__Task statement__. Extract every line below verbatim, leaving out the picture.

# # #

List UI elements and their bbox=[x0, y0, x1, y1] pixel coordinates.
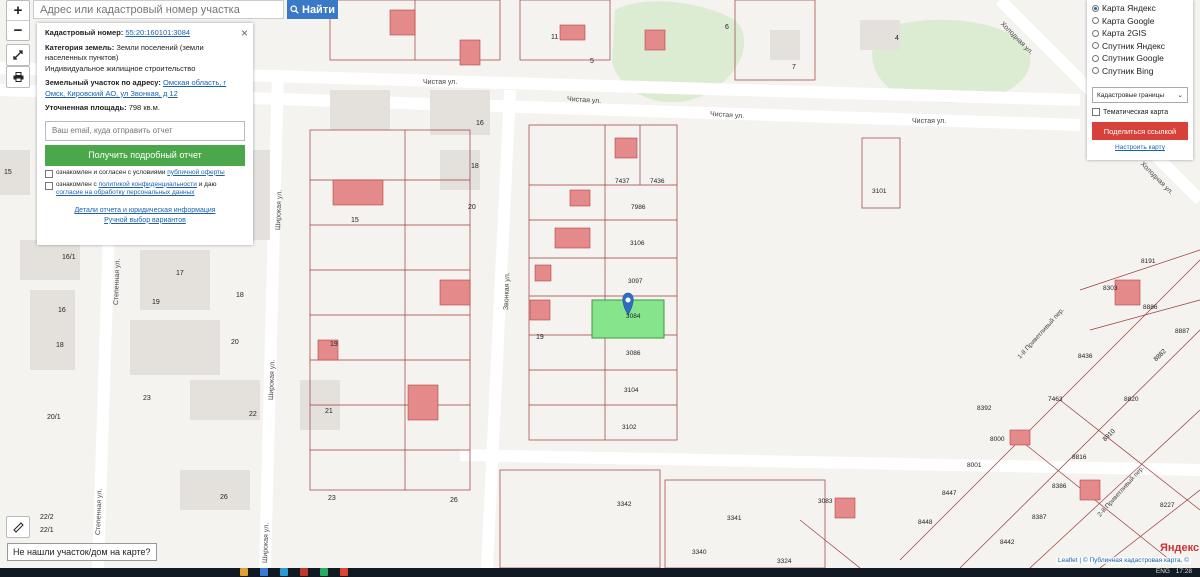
area-label: Уточненная площадь: bbox=[45, 103, 127, 112]
measure-button[interactable] bbox=[6, 516, 30, 538]
radio-icon bbox=[1092, 54, 1099, 62]
radio-icon bbox=[1092, 29, 1099, 37]
get-report-button[interactable]: Получить подробный отчет bbox=[45, 144, 245, 166]
thematic-label: Тематическая карта bbox=[1103, 108, 1169, 116]
radio-icon bbox=[1092, 4, 1099, 12]
layer-option-google-satellite[interactable]: Спутник Google bbox=[1092, 52, 1188, 65]
search-button-label: Найти bbox=[302, 3, 335, 16]
thematic-checkbox[interactable] bbox=[1092, 108, 1100, 116]
radio-icon bbox=[1092, 17, 1099, 25]
category-row: Категория земель: Земли поселений (земли… bbox=[45, 43, 245, 75]
cadastral-row: Кадастровый номер: 55:20:160101:3084 bbox=[45, 28, 245, 39]
address-label: Земельный участок по адресу: bbox=[45, 78, 161, 87]
print-button[interactable] bbox=[6, 66, 30, 88]
attrib-text[interactable]: © Публичная кадастровая карта, © bbox=[1083, 557, 1189, 564]
privacy-text: ознакомлен с bbox=[56, 180, 97, 188]
privacy-checkbox[interactable] bbox=[45, 181, 53, 190]
app-icon[interactable] bbox=[340, 568, 348, 576]
chevron-down-icon: ⌄ bbox=[1177, 92, 1183, 99]
taskbar: ENG 17:28 bbox=[0, 568, 1200, 577]
app-icon[interactable] bbox=[240, 568, 248, 576]
layer-option-label: Спутник Google bbox=[1102, 53, 1164, 64]
details-link[interactable]: Детали отчета и юридическая информация bbox=[74, 207, 215, 214]
layer-option-label: Спутник Яндекс bbox=[1102, 40, 1165, 51]
configure-map-link[interactable]: Настроить карту bbox=[1092, 144, 1188, 151]
printer-icon bbox=[13, 72, 23, 82]
thematic-map-toggle[interactable]: Тематическая карта bbox=[1092, 108, 1188, 116]
search-icon bbox=[290, 5, 299, 14]
app-icon[interactable] bbox=[260, 568, 268, 576]
leaflet-link[interactable]: Leaflet bbox=[1058, 557, 1078, 564]
share-link-button[interactable]: Поделиться ссылкой bbox=[1092, 122, 1188, 140]
overlay-select-value: Кадастровые границы bbox=[1097, 91, 1165, 99]
layer-option-yandex-satellite[interactable]: Спутник Яндекс bbox=[1092, 40, 1188, 53]
map-attribution: Leaflet | © Публичная кадастровая карта,… bbox=[1056, 557, 1191, 564]
layer-option-google-map[interactable]: Карта Google bbox=[1092, 15, 1188, 28]
layer-option-label: Карта Google bbox=[1102, 15, 1155, 26]
parcel-info-popup: × Кадастровый номер: 55:20:160101:3084 К… bbox=[37, 23, 253, 245]
layer-option-bing-satellite[interactable]: Спутник Bing bbox=[1092, 65, 1188, 78]
personal-data-link[interactable]: согласие на обработку персональных данны… bbox=[56, 189, 195, 196]
app-icon[interactable] bbox=[280, 568, 288, 576]
offer-checkbox-row: ознакомлен и согласен с условиями публич… bbox=[45, 169, 245, 178]
radio-icon bbox=[1092, 42, 1099, 50]
offer-checkbox[interactable] bbox=[45, 169, 53, 178]
area-row: Уточненная площадь: 798 кв.м. bbox=[45, 103, 245, 114]
report-links: Детали отчета и юридическая информация Р… bbox=[45, 206, 245, 226]
fullscreen-button[interactable] bbox=[6, 44, 30, 66]
ruler-icon bbox=[12, 521, 24, 533]
privacy-mid-text: и даю bbox=[198, 180, 217, 188]
search-box bbox=[33, 0, 284, 19]
offer-link[interactable]: публичной оферты bbox=[167, 169, 224, 176]
category-label: Категория земель: bbox=[45, 42, 115, 52]
privacy-policy-link[interactable]: политикой конфиденциальности bbox=[99, 181, 197, 188]
layer-option-yandex-map[interactable]: Карта Яндекс bbox=[1092, 2, 1188, 15]
overlay-select[interactable]: Кадастровые границы ⌄ bbox=[1092, 87, 1188, 103]
usage-value: Индивидуальное жилищное строительство bbox=[45, 63, 196, 73]
search-input[interactable] bbox=[34, 1, 283, 18]
email-field[interactable] bbox=[45, 120, 245, 141]
not-found-button[interactable]: Не нашли участок/дом на карте? bbox=[7, 543, 157, 561]
offer-text: ознакомлен и согласен с условиями bbox=[56, 168, 166, 176]
expand-icon bbox=[13, 50, 23, 60]
cadastral-number-link[interactable]: 55:20:160101:3084 bbox=[125, 28, 190, 37]
close-icon[interactable]: × bbox=[241, 25, 248, 42]
privacy-checkbox-row: ознакомлен с политикой конфиденциальност… bbox=[45, 181, 245, 199]
yandex-logo: Яндекс bbox=[1160, 542, 1200, 554]
area-value: 798 кв.м. bbox=[128, 103, 160, 112]
search-button[interactable]: Найти bbox=[287, 0, 338, 19]
layer-switcher: Карта Яндекс Карта Google Карта 2GIS Спу… bbox=[1087, 0, 1193, 160]
layer-option-2gis-map[interactable]: Карта 2GIS bbox=[1092, 27, 1188, 40]
manual-choice-link[interactable]: Ручной выбор вариантов bbox=[104, 217, 186, 224]
taskbar-apps bbox=[240, 568, 348, 576]
language-indicator[interactable]: ENG bbox=[1156, 568, 1170, 575]
zoom-out-button[interactable]: − bbox=[7, 20, 29, 40]
zoom-in-button[interactable]: + bbox=[7, 1, 29, 20]
address-row: Земельный участок по адресу: Омская обла… bbox=[45, 78, 245, 99]
layer-option-label: Спутник Bing bbox=[1102, 65, 1154, 76]
clock[interactable]: 17:28 bbox=[1176, 568, 1192, 575]
cadastral-label: Кадастровый номер: bbox=[45, 28, 124, 37]
layer-option-label: Карта 2GIS bbox=[1102, 28, 1147, 39]
app-icon[interactable] bbox=[300, 568, 308, 576]
radio-icon bbox=[1092, 67, 1099, 75]
zoom-control: + − bbox=[6, 0, 30, 41]
layer-option-label: Карта Яндекс bbox=[1102, 3, 1156, 14]
app-icon[interactable] bbox=[320, 568, 328, 576]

# # #

__The output__.
List UI elements and their bbox=[x0, y0, x1, y1] pixel coordinates.
area-label: Уточненная площадь: bbox=[45, 103, 127, 112]
measure-button[interactable] bbox=[6, 516, 30, 538]
radio-icon bbox=[1092, 54, 1099, 62]
radio-icon bbox=[1092, 29, 1099, 37]
get-report-button[interactable]: Получить подробный отчет bbox=[45, 144, 245, 166]
thematic-label: Тематическая карта bbox=[1103, 108, 1169, 116]
radio-icon bbox=[1092, 4, 1099, 12]
layer-option-google-satellite[interactable]: Спутник Google bbox=[1092, 52, 1188, 65]
search-button-label: Найти bbox=[302, 3, 335, 16]
thematic-checkbox[interactable] bbox=[1092, 108, 1100, 116]
radio-icon bbox=[1092, 17, 1099, 25]
category-row: Категория земель: Земли поселений (земли… bbox=[45, 43, 245, 75]
cadastral-row: Кадастровый номер: 55:20:160101:3084 bbox=[45, 28, 245, 39]
address-label: Земельный участок по адресу: bbox=[45, 78, 161, 87]
print-button[interactable] bbox=[6, 66, 30, 88]
attrib-text[interactable]: © Публичная кадастровая карта, © bbox=[1083, 557, 1189, 564]
privacy-text: ознакомлен с bbox=[56, 180, 97, 188]
privacy-checkbox[interactable] bbox=[45, 181, 53, 190]
app-icon[interactable] bbox=[340, 568, 348, 576]
chevron-down-icon: ⌄ bbox=[1177, 92, 1183, 99]
taskbar: ENG 17:28 bbox=[0, 568, 1200, 577]
app-icon[interactable] bbox=[240, 568, 248, 576]
layer-option-label: Спутник Google bbox=[1102, 53, 1164, 64]
details-link[interactable]: Детали отчета и юридическая информация bbox=[74, 207, 215, 214]
layer-option-label: Спутник Яндекс bbox=[1102, 40, 1165, 51]
configure-map-link[interactable]: Настроить карту bbox=[1092, 144, 1188, 151]
printer-icon bbox=[13, 72, 23, 82]
thematic-map-toggle[interactable]: Тематическая карта bbox=[1092, 108, 1188, 116]
search-icon bbox=[290, 5, 299, 14]
app-icon[interactable] bbox=[260, 568, 268, 576]
leaflet-link[interactable]: Leaflet bbox=[1058, 557, 1078, 564]
share-link-button[interactable]: Поделиться ссылкой bbox=[1092, 122, 1188, 140]
overlay-select-value: Кадастровые границы bbox=[1097, 91, 1165, 99]
layer-option-yandex-satellite[interactable]: Спутник Яндекс bbox=[1092, 40, 1188, 53]
map-attribution: Leaflet | © Публичная кадастровая карта,… bbox=[1056, 557, 1191, 564]
layer-option-google-map[interactable]: Карта Google bbox=[1092, 15, 1188, 28]
layer-option-label: Карта Google bbox=[1102, 15, 1155, 26]
parcel-info-popup: × Кадастровый номер: 55:20:160101:3084 К… bbox=[37, 23, 253, 245]
layer-option-bing-satellite[interactable]: Спутник Bing bbox=[1092, 65, 1188, 78]
personal-data-link[interactable]: согласие на обработку персональных данны… bbox=[56, 189, 195, 196]
app-icon[interactable] bbox=[280, 568, 288, 576]
offer-checkbox-row: ознакомлен и согласен с условиями публич… bbox=[45, 169, 245, 178]
radio-icon bbox=[1092, 42, 1099, 50]
offer-checkbox[interactable] bbox=[45, 169, 53, 178]
area-row: Уточненная площадь: 798 кв.м. bbox=[45, 103, 245, 114]
report-links: Детали отчета и юридическая информация Р… bbox=[45, 206, 245, 226]
fullscreen-button[interactable] bbox=[6, 44, 30, 66]
ruler-icon bbox=[12, 521, 24, 533]
privacy-mid-text: и даю bbox=[198, 180, 217, 188]
search-box bbox=[33, 0, 284, 19]
offer-link[interactable]: публичной оферты bbox=[167, 169, 224, 176]
category-label: Категория земель: bbox=[45, 42, 115, 52]
privacy-policy-link[interactable]: политикой конфиденциальности bbox=[99, 181, 197, 188]
layer-option-yandex-map[interactable]: Карта Яндекс bbox=[1092, 2, 1188, 15]
overlay-select[interactable]: Кадастровые границы ⌄ bbox=[1092, 87, 1188, 103]
usage-value: Индивидуальное жилищное строительство bbox=[45, 63, 196, 73]
search-input[interactable] bbox=[34, 1, 283, 18]
email-field[interactable] bbox=[45, 120, 245, 141]
not-found-button[interactable]: Не нашли участок/дом на карте? bbox=[7, 543, 157, 561]
offer-text: ознакомлен и согласен с условиями bbox=[56, 168, 166, 176]
expand-icon bbox=[13, 50, 23, 60]
cadastral-number-link[interactable]: 55:20:160101:3084 bbox=[125, 28, 190, 37]
close-icon[interactable]: × bbox=[241, 25, 248, 42]
privacy-checkbox-row: ознакомлен с политикой конфиденциальност… bbox=[45, 181, 245, 199]
yandex-logo: Яндекс bbox=[1160, 542, 1200, 554]
area-value: 798 кв.м. bbox=[128, 103, 160, 112]
search-button[interactable]: Найти bbox=[287, 0, 338, 19]
layer-switcher: Карта Яндекс Карта Google Карта 2GIS Спу… bbox=[1087, 0, 1193, 160]
layer-option-2gis-map[interactable]: Карта 2GIS bbox=[1092, 27, 1188, 40]
manual-choice-link[interactable]: Ручной выбор вариантов bbox=[104, 217, 186, 224]
taskbar-apps bbox=[240, 568, 348, 576]
language-indicator[interactable]: ENG bbox=[1156, 568, 1170, 575]
zoom-out-button[interactable]: − bbox=[7, 20, 29, 40]
zoom-in-button[interactable]: + bbox=[7, 1, 29, 20]
address-row: Земельный участок по адресу: Омская обла… bbox=[45, 78, 245, 99]
layer-option-label: Спутник Bing bbox=[1102, 65, 1154, 76]
clock[interactable]: 17:28 bbox=[1176, 568, 1192, 575]
cadastral-label: Кадастровый номер: bbox=[45, 28, 124, 37]
layer-option-label: Карта 2GIS bbox=[1102, 28, 1147, 39]
app-icon[interactable] bbox=[300, 568, 308, 576]
radio-icon bbox=[1092, 67, 1099, 75]
zoom-control: + − bbox=[6, 0, 30, 41]
layer-option-label: Карта Яндекс bbox=[1102, 3, 1156, 14]
app-icon[interactable] bbox=[320, 568, 328, 576]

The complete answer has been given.